A run of records:
++++++

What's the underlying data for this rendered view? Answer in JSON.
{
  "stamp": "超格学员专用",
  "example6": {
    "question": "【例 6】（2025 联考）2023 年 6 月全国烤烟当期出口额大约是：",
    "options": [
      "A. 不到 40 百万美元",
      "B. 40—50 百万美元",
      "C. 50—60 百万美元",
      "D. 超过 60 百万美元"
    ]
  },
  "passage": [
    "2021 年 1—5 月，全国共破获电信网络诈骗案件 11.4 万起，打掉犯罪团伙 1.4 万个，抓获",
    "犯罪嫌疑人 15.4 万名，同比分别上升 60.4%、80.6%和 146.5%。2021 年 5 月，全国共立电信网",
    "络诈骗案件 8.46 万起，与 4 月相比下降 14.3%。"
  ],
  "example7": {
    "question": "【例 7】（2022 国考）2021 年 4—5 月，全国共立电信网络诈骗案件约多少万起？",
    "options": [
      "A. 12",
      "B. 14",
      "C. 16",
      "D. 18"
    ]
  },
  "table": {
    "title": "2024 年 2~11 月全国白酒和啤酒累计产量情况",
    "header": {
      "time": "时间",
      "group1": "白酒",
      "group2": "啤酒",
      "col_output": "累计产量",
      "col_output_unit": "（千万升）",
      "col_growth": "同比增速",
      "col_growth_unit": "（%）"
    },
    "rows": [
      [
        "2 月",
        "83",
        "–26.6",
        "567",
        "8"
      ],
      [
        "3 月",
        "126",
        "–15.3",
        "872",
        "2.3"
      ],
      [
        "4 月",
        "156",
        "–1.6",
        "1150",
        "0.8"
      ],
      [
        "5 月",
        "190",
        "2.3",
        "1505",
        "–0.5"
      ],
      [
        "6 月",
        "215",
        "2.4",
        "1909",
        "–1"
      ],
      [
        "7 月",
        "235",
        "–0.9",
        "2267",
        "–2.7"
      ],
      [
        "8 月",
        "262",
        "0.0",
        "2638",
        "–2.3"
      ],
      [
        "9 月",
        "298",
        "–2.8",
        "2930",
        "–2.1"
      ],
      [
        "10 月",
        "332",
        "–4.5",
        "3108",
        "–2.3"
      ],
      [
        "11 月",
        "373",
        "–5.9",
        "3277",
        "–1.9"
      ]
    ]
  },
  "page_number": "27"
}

++++++

-- PROBLEM TO WORK ON --
Among the lines above, count those containing the word "question" and give nothing but the result.

-- THE SOLUTION --
2